## Start Given entries

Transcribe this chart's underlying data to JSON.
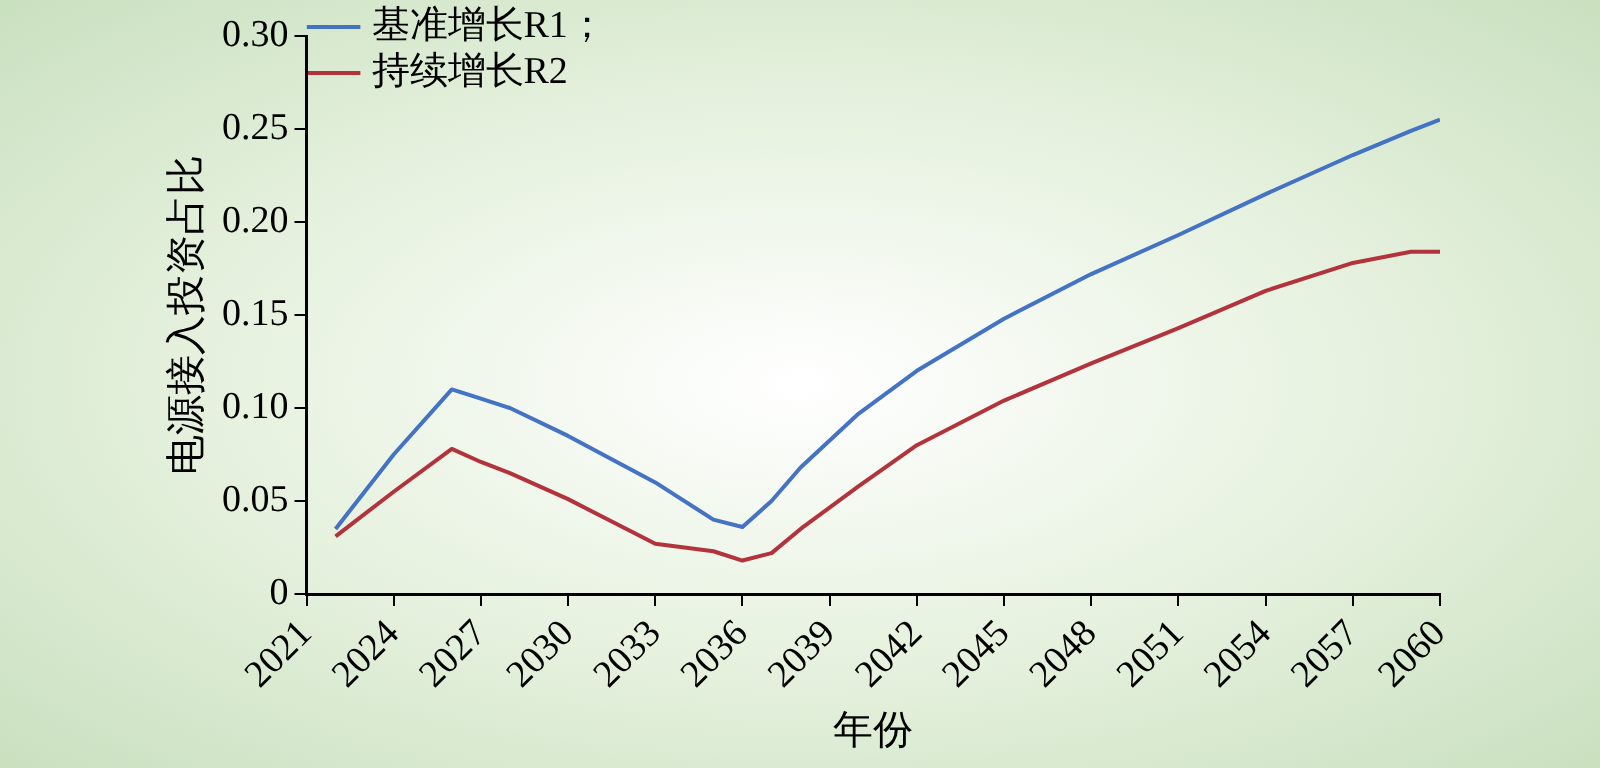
{
  "chart_data": {
    "type": "line",
    "xlabel": "年份",
    "ylabel": "电源接入投资占比",
    "x": [
      2022,
      2024,
      2026,
      2027,
      2028,
      2030,
      2033,
      2035,
      2036,
      2037,
      2038,
      2040,
      2042,
      2045,
      2048,
      2051,
      2054,
      2057,
      2059,
      2060
    ],
    "series": [
      {
        "name": "基准增长R1；",
        "color": "#4472c4",
        "values": [
          0.035,
          0.075,
          0.11,
          0.105,
          0.1,
          0.085,
          0.06,
          0.04,
          0.036,
          0.05,
          0.068,
          0.097,
          0.12,
          0.148,
          0.172,
          0.193,
          0.215,
          0.236,
          0.249,
          0.255
        ]
      },
      {
        "name": "持续增长R2",
        "color": "#b3333c",
        "values": [
          0.031,
          0.055,
          0.078,
          0.071,
          0.065,
          0.051,
          0.027,
          0.023,
          0.018,
          0.022,
          0.035,
          0.058,
          0.08,
          0.104,
          0.124,
          0.143,
          0.163,
          0.178,
          0.184,
          0.184
        ]
      }
    ],
    "xlim": [
      2021,
      2060
    ],
    "xticks": [
      2021,
      2024,
      2027,
      2030,
      2033,
      2036,
      2039,
      2042,
      2045,
      2048,
      2051,
      2054,
      2057,
      2060
    ],
    "ylim": [
      0,
      0.3
    ],
    "yticks": [
      {
        "value": 0,
        "label": "0"
      },
      {
        "value": 0.05,
        "label": "0.05"
      },
      {
        "value": 0.1,
        "label": "0.10"
      },
      {
        "value": 0.15,
        "label": "0.15"
      },
      {
        "value": 0.2,
        "label": "0.20"
      },
      {
        "value": 0.25,
        "label": "0.25"
      },
      {
        "value": 0.3,
        "label": "0.30"
      }
    ],
    "grid": false,
    "legend": "top left",
    "marker": "none",
    "line_style": "solid"
  }
}
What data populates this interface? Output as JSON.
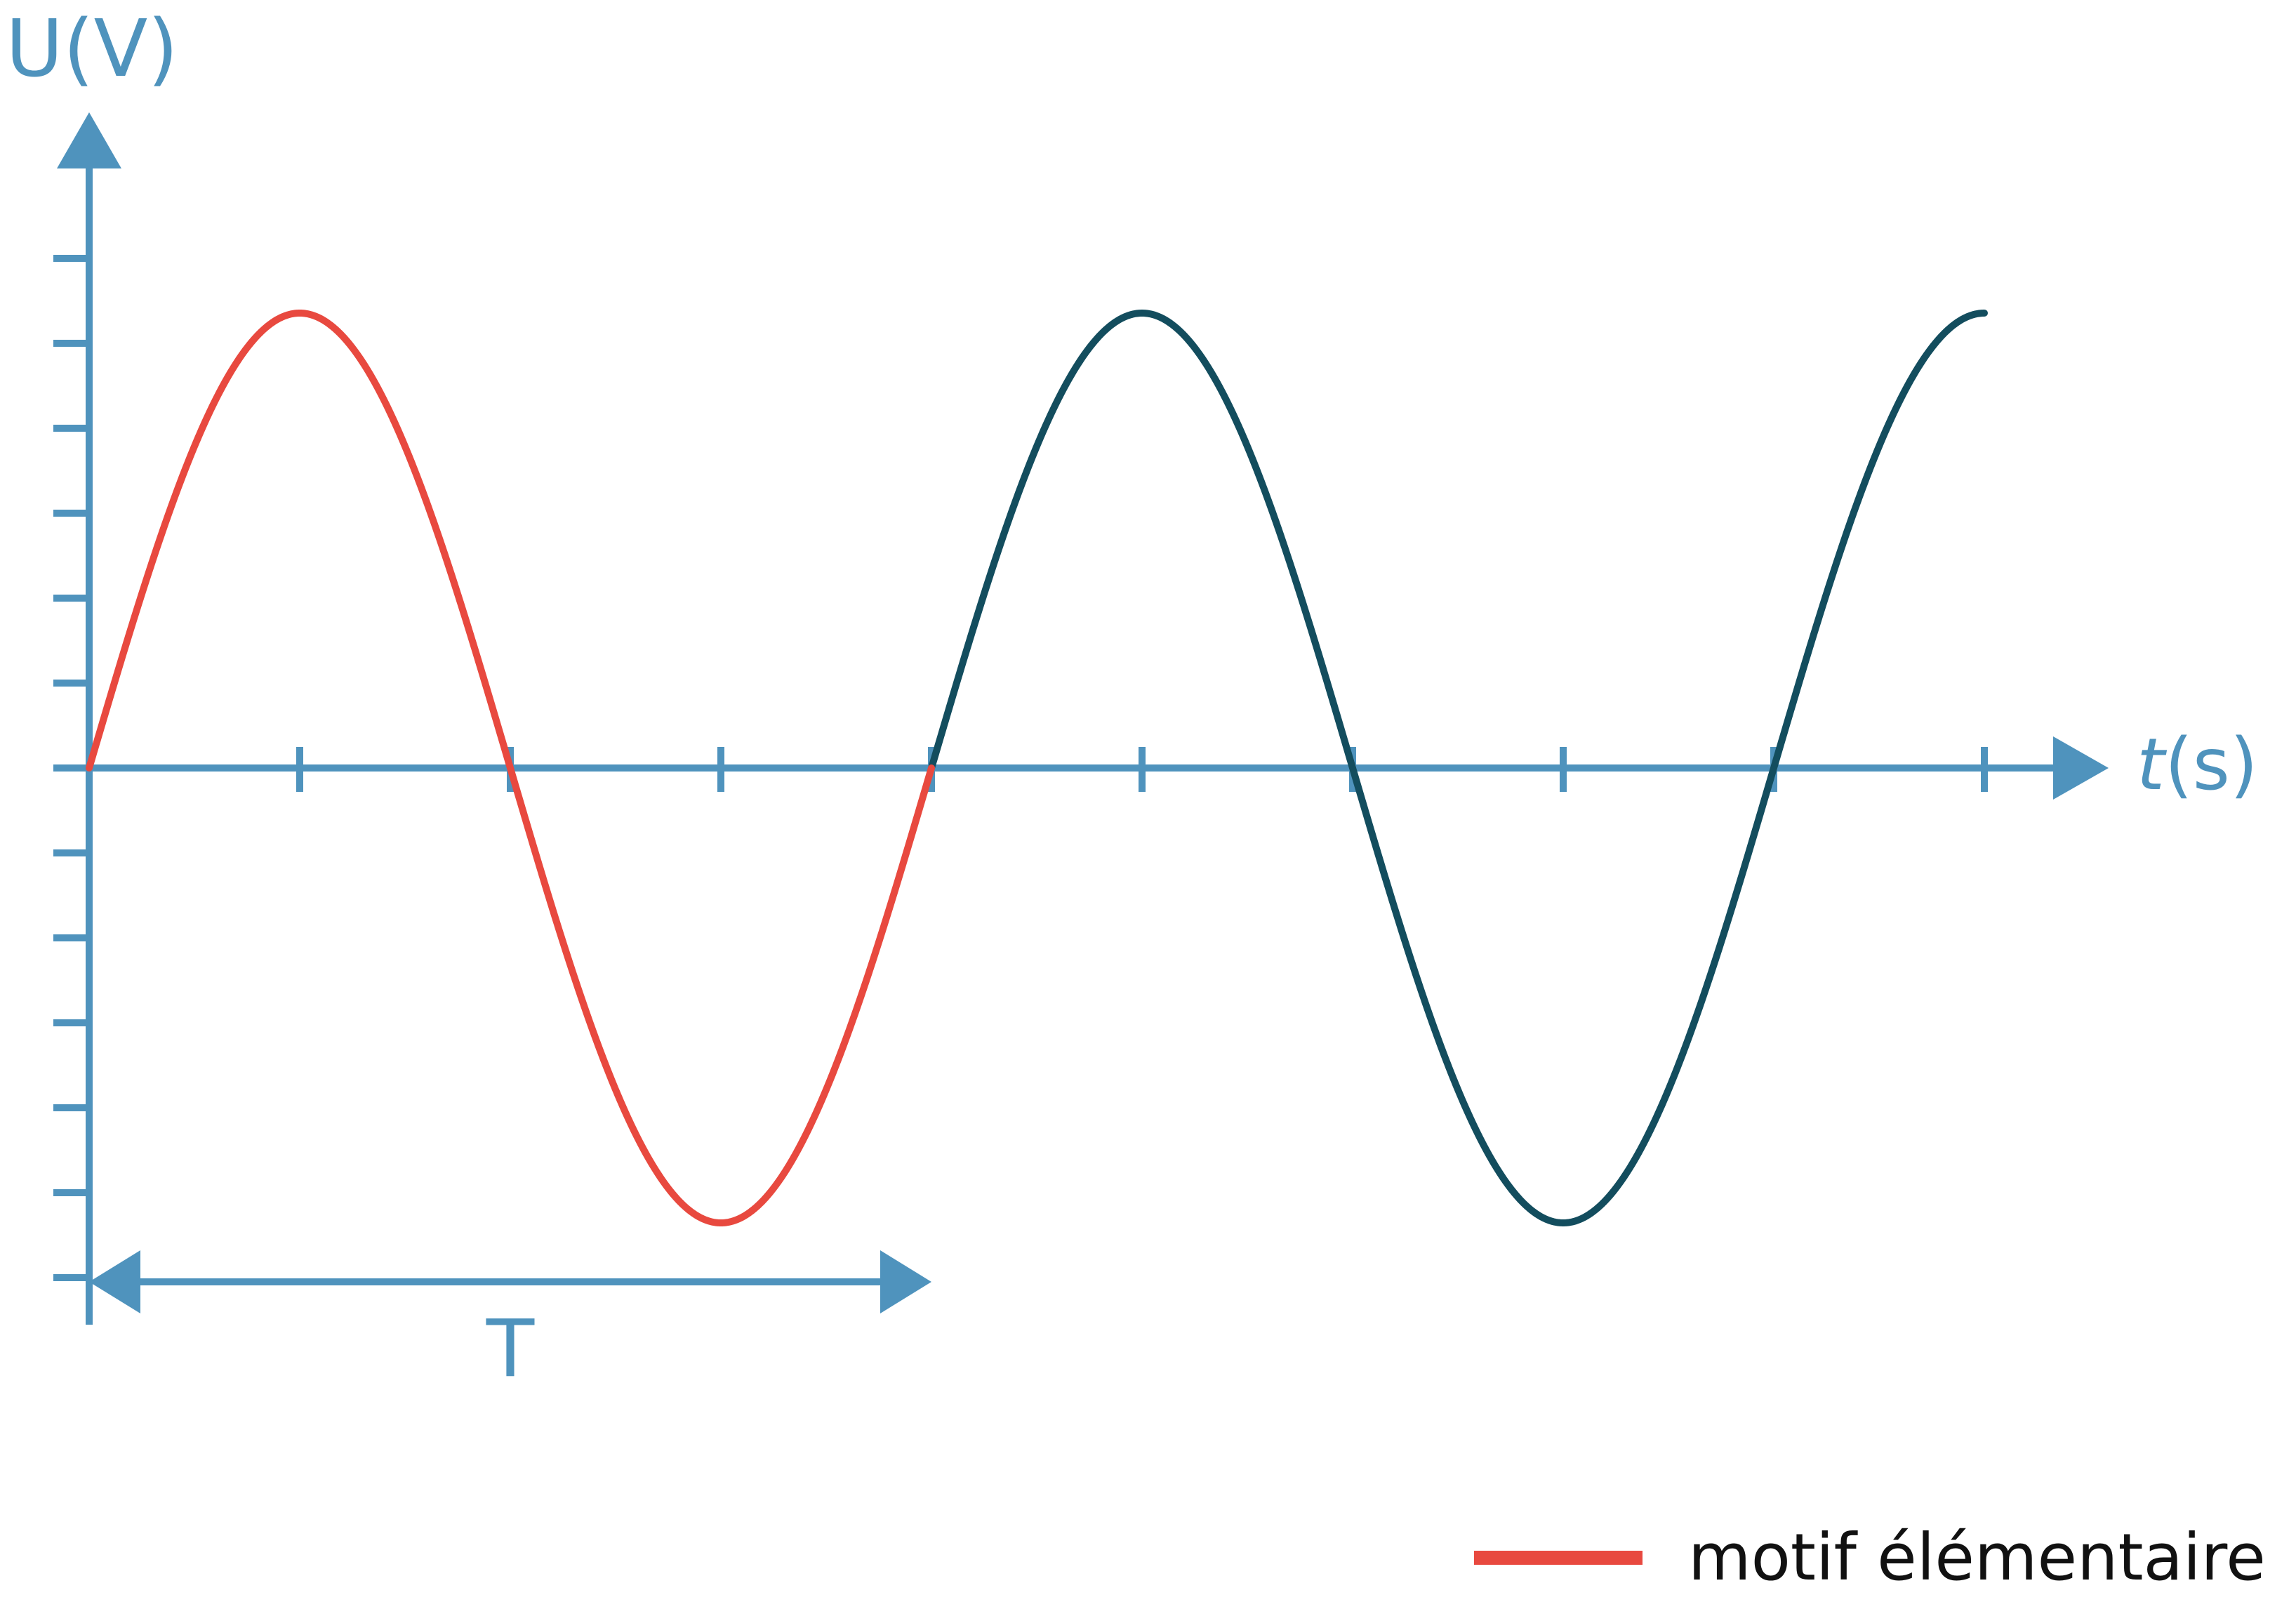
{
  "chart_data": {
    "type": "line",
    "title": "",
    "ylabel": "U(V)",
    "xlabel_var": "t",
    "xlabel_unit": "(s)",
    "grid": false,
    "legend": {
      "position": "bottom-right",
      "label": "motif élémentaire",
      "color": "#e8493f"
    },
    "period_label": "T",
    "x_ticks": [
      0.5,
      1,
      1.5,
      2,
      2.5,
      3,
      3.5,
      4,
      4.5
    ],
    "y_ticks_positive": 6,
    "y_ticks_negative": 6,
    "series": [
      {
        "function": "sine",
        "amplitude": 1,
        "period": 2,
        "x_start": 0,
        "x_end": 4.5
      }
    ],
    "highlight_range": [
      0,
      2
    ],
    "colors": {
      "axis": "#4f93bd",
      "curve": "#134d5e",
      "highlight": "#e8493f",
      "legend_text": "#111111"
    }
  }
}
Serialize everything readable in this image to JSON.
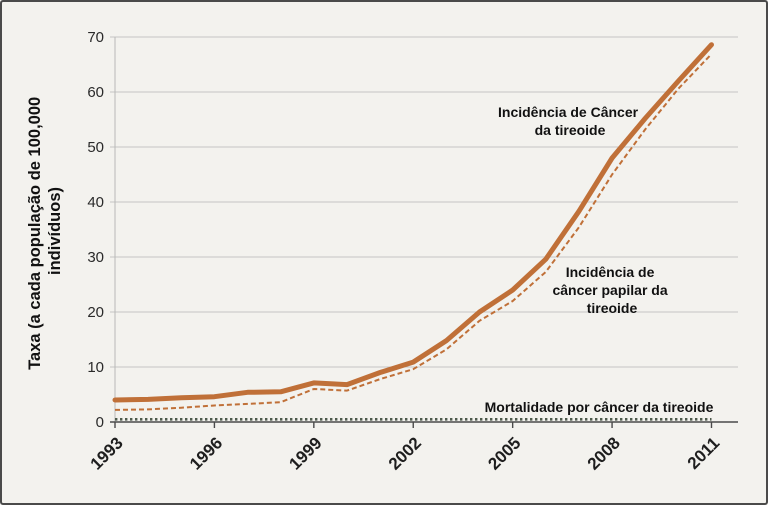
{
  "chart_data": {
    "type": "line",
    "x": [
      1993,
      1994,
      1995,
      1996,
      1997,
      1998,
      1999,
      2000,
      2001,
      2002,
      2003,
      2004,
      2005,
      2006,
      2007,
      2008,
      2009,
      2010,
      2011
    ],
    "xticks": [
      1993,
      1996,
      1999,
      2002,
      2005,
      2008,
      2011
    ],
    "yticks": [
      0,
      10,
      20,
      30,
      40,
      50,
      60,
      70
    ],
    "xlim": [
      1993,
      2011.8
    ],
    "ylim": [
      0,
      70
    ],
    "ylabel": [
      "Taxa (a cada população de 100,000",
      "indivíduos)"
    ],
    "grid": {
      "horizontal": true,
      "vertical": false
    },
    "series": [
      {
        "label": [
          "Incidência de Câncer",
          "da tireoide"
        ],
        "color": "#c07038",
        "values": [
          4.0,
          4.1,
          4.4,
          4.6,
          5.4,
          5.5,
          7.1,
          6.8,
          9.0,
          10.9,
          14.8,
          20.0,
          24.0,
          29.6,
          38.3,
          48.0,
          55.2,
          62.0,
          68.6
        ]
      },
      {
        "label": [
          "Incidência de",
          "câncer papilar da",
          "tireoide"
        ],
        "color": "#c07038",
        "values": [
          2.2,
          2.3,
          2.6,
          3.0,
          3.3,
          3.6,
          6.0,
          5.7,
          7.8,
          9.6,
          13.2,
          18.4,
          22.0,
          27.3,
          35.4,
          45.0,
          53.2,
          60.6,
          66.9
        ]
      },
      {
        "label": [
          "Mortalidade por câncer da tireoide"
        ],
        "color": "#4e5a4c",
        "values": [
          0.5,
          0.5,
          0.5,
          0.5,
          0.5,
          0.5,
          0.5,
          0.5,
          0.5,
          0.5,
          0.5,
          0.5,
          0.5,
          0.5,
          0.5,
          0.5,
          0.5,
          0.5,
          0.5
        ]
      }
    ]
  }
}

## End Given entries

- _What the task asks_
Set down all the data again exactly as above, pictures excluded.

- _Solution_
Transcribe this chart's underlying data to JSON.
{
  "chart_data": {
    "type": "line",
    "xlabel": "年份",
    "ylabel": "电源接入投资占比",
    "x": [
      2022,
      2024,
      2026,
      2027,
      2028,
      2030,
      2033,
      2035,
      2036,
      2037,
      2038,
      2040,
      2042,
      2045,
      2048,
      2051,
      2054,
      2057,
      2059,
      2060
    ],
    "series": [
      {
        "name": "基准增长R1；",
        "color": "#4472c4",
        "values": [
          0.035,
          0.075,
          0.11,
          0.105,
          0.1,
          0.085,
          0.06,
          0.04,
          0.036,
          0.05,
          0.068,
          0.097,
          0.12,
          0.148,
          0.172,
          0.193,
          0.215,
          0.236,
          0.249,
          0.255
        ]
      },
      {
        "name": "持续增长R2",
        "color": "#b3333c",
        "values": [
          0.031,
          0.055,
          0.078,
          0.071,
          0.065,
          0.051,
          0.027,
          0.023,
          0.018,
          0.022,
          0.035,
          0.058,
          0.08,
          0.104,
          0.124,
          0.143,
          0.163,
          0.178,
          0.184,
          0.184
        ]
      }
    ],
    "xlim": [
      2021,
      2060
    ],
    "xticks": [
      2021,
      2024,
      2027,
      2030,
      2033,
      2036,
      2039,
      2042,
      2045,
      2048,
      2051,
      2054,
      2057,
      2060
    ],
    "ylim": [
      0,
      0.3
    ],
    "yticks": [
      {
        "value": 0,
        "label": "0"
      },
      {
        "value": 0.05,
        "label": "0.05"
      },
      {
        "value": 0.1,
        "label": "0.10"
      },
      {
        "value": 0.15,
        "label": "0.15"
      },
      {
        "value": 0.2,
        "label": "0.20"
      },
      {
        "value": 0.25,
        "label": "0.25"
      },
      {
        "value": 0.3,
        "label": "0.30"
      }
    ],
    "grid": false,
    "legend": "top left",
    "marker": "none",
    "line_style": "solid"
  }
}
What data populates this interface? Output as JSON.
{
  "chart_data": {
    "type": "line",
    "title": "",
    "ylabel": "U(V)",
    "xlabel_var": "t",
    "xlabel_unit": "(s)",
    "grid": false,
    "legend": {
      "position": "bottom-right",
      "label": "motif élémentaire",
      "color": "#e8493f"
    },
    "period_label": "T",
    "x_ticks": [
      0.5,
      1,
      1.5,
      2,
      2.5,
      3,
      3.5,
      4,
      4.5
    ],
    "y_ticks_positive": 6,
    "y_ticks_negative": 6,
    "series": [
      {
        "function": "sine",
        "amplitude": 1,
        "period": 2,
        "x_start": 0,
        "x_end": 4.5
      }
    ],
    "highlight_range": [
      0,
      2
    ],
    "colors": {
      "axis": "#4f93bd",
      "curve": "#134d5e",
      "highlight": "#e8493f",
      "legend_text": "#111111"
    }
  }
}
Serialize everything readable in this image to JSON.
{
  "chart_data": {
    "type": "line",
    "x": [
      1993,
      1994,
      1995,
      1996,
      1997,
      1998,
      1999,
      2000,
      2001,
      2002,
      2003,
      2004,
      2005,
      2006,
      2007,
      2008,
      2009,
      2010,
      2011
    ],
    "xticks": [
      1993,
      1996,
      1999,
      2002,
      2005,
      2008,
      2011
    ],
    "yticks": [
      0,
      10,
      20,
      30,
      40,
      50,
      60,
      70
    ],
    "xlim": [
      1993,
      2011.8
    ],
    "ylim": [
      0,
      70
    ],
    "ylabel": [
      "Taxa (a cada população de 100,000",
      "indivíduos)"
    ],
    "grid": {
      "horizontal": true,
      "vertical": false
    },
    "series": [
      {
        "label": [
          "Incidência de Câncer",
          "da tireoide"
        ],
        "color": "#c07038",
        "values": [
          4.0,
          4.1,
          4.4,
          4.6,
          5.4,
          5.5,
          7.1,
          6.8,
          9.0,
          10.9,
          14.8,
          20.0,
          24.0,
          29.6,
          38.3,
          48.0,
          55.2,
          62.0,
          68.6
        ]
      },
      {
        "label": [
          "Incidência de",
          "câncer papilar da",
          "tireoide"
        ],
        "color": "#c07038",
        "values": [
          2.2,
          2.3,
          2.6,
          3.0,
          3.3,
          3.6,
          6.0,
          5.7,
          7.8,
          9.6,
          13.2,
          18.4,
          22.0,
          27.3,
          35.4,
          45.0,
          53.2,
          60.6,
          66.9
        ]
      },
      {
        "label": [
          "Mortalidade por câncer da tireoide"
        ],
        "color": "#4e5a4c",
        "values": [
          0.5,
          0.5,
          0.5,
          0.5,
          0.5,
          0.5,
          0.5,
          0.5,
          0.5,
          0.5,
          0.5,
          0.5,
          0.5,
          0.5,
          0.5,
          0.5,
          0.5,
          0.5,
          0.5
        ]
      }
    ]
  }
}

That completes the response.